(TASK DESCRIPTION):
From the listing below, return each line that includes "sigma".

——

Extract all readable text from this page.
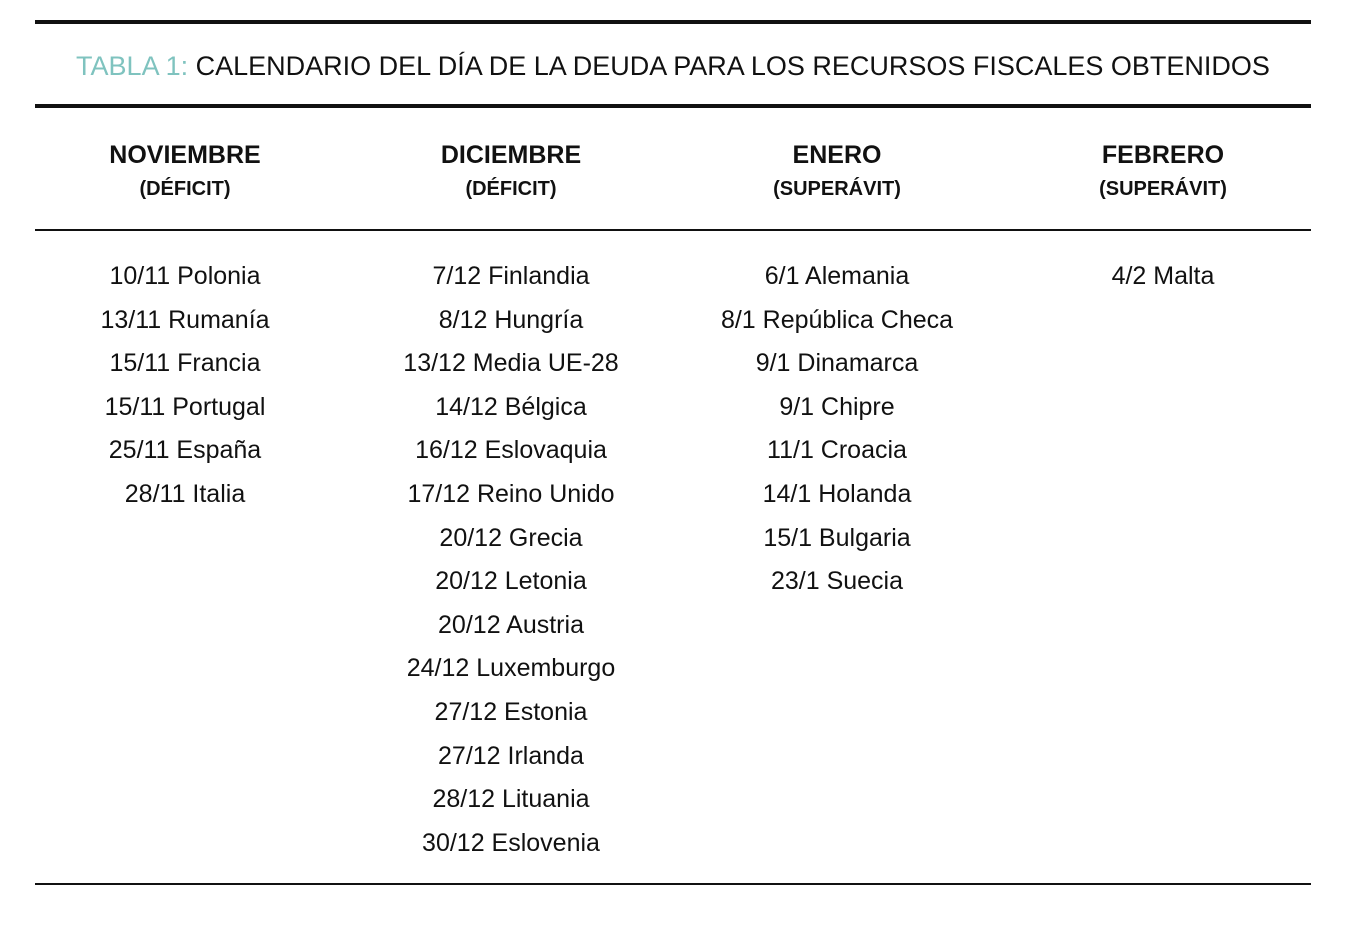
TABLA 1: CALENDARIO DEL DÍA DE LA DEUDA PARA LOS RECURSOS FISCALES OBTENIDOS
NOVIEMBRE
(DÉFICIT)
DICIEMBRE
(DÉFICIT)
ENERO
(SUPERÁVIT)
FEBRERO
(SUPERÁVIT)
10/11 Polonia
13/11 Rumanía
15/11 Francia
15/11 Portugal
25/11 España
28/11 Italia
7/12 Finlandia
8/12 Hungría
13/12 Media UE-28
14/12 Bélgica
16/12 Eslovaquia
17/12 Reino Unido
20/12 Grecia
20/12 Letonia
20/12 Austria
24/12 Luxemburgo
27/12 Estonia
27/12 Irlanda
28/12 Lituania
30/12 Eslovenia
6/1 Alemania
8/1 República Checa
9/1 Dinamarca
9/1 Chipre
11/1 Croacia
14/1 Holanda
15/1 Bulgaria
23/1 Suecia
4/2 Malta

——

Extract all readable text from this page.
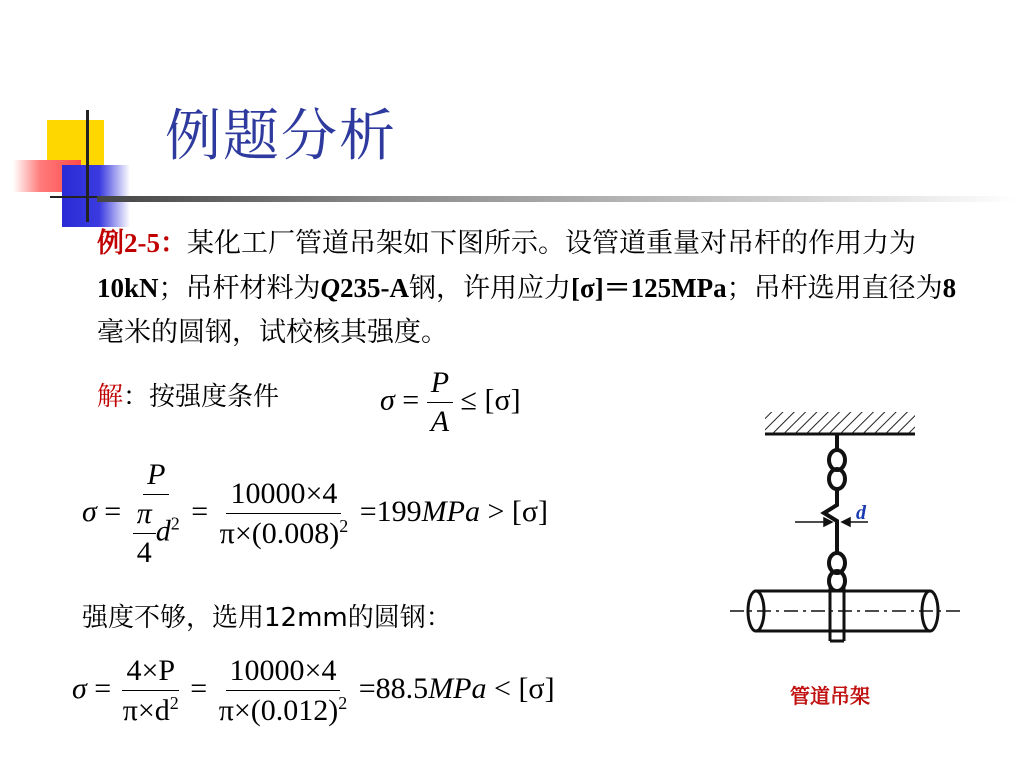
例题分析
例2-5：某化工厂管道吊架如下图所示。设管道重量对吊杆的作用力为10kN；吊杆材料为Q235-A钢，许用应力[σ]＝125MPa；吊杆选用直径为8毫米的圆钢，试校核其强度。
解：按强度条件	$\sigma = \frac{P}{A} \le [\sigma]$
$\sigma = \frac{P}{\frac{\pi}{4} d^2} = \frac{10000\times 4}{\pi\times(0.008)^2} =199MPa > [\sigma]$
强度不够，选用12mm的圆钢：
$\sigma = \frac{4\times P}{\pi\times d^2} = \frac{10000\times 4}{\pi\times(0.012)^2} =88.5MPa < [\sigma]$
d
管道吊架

——

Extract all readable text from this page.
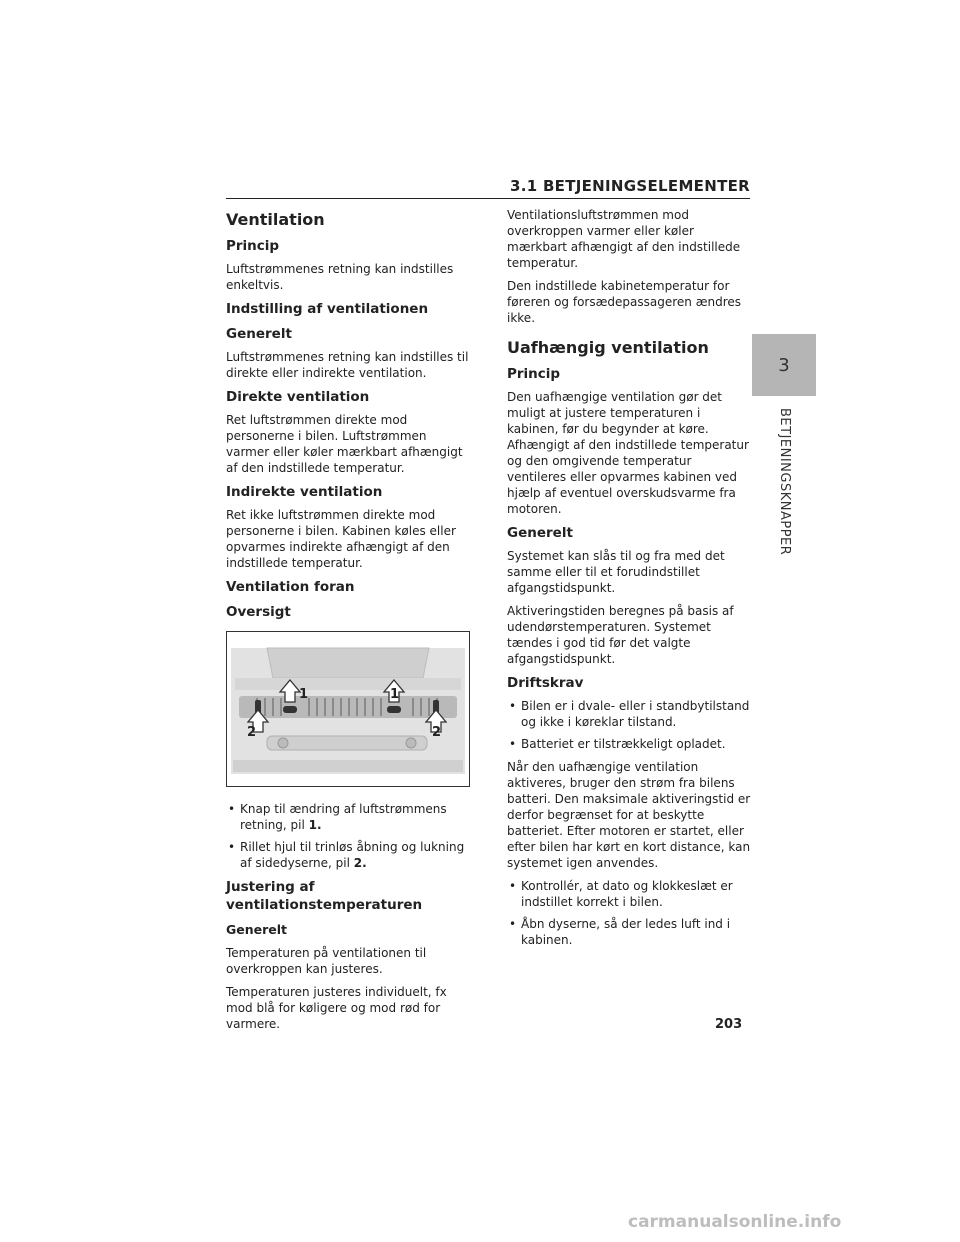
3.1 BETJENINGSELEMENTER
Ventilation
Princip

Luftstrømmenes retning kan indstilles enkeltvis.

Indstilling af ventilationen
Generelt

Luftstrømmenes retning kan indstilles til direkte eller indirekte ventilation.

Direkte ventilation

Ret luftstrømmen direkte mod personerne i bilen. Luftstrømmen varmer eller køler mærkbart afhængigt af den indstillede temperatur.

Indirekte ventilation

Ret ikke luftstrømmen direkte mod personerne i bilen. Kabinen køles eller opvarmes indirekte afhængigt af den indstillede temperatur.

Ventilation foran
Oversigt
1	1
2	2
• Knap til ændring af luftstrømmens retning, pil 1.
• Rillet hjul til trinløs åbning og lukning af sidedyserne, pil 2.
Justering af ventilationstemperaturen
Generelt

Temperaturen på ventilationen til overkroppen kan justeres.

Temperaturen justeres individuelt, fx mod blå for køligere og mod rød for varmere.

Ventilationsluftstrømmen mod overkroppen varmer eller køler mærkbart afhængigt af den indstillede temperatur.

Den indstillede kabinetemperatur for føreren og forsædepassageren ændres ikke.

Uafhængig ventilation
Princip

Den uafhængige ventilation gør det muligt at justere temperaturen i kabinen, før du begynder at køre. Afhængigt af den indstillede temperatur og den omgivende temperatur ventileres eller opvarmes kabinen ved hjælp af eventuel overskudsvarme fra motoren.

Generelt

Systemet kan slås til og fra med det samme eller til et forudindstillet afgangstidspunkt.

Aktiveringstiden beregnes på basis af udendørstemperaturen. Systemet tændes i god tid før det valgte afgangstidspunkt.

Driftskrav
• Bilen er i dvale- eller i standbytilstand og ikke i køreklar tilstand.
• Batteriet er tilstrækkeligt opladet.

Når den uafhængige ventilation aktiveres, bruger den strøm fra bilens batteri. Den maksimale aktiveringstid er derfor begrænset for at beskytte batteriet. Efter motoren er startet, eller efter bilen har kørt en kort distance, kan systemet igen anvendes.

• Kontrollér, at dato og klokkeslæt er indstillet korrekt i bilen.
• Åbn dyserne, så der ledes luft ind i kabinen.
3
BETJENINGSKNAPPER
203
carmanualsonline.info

——

(TASK RESULT):
解：按强度条件	$\sigma = \frac{P}{A} \le [\sigma]$
$\sigma = \frac{P}{\frac{\pi}{4} d^2} = \frac{10000\times 4}{\pi\times(0.008)^2} =199MPa > [\sigma]$
$\sigma = \frac{4\times P}{\pi\times d^2} = \frac{10000\times 4}{\pi\times(0.012)^2} =88.5MPa < [\sigma]$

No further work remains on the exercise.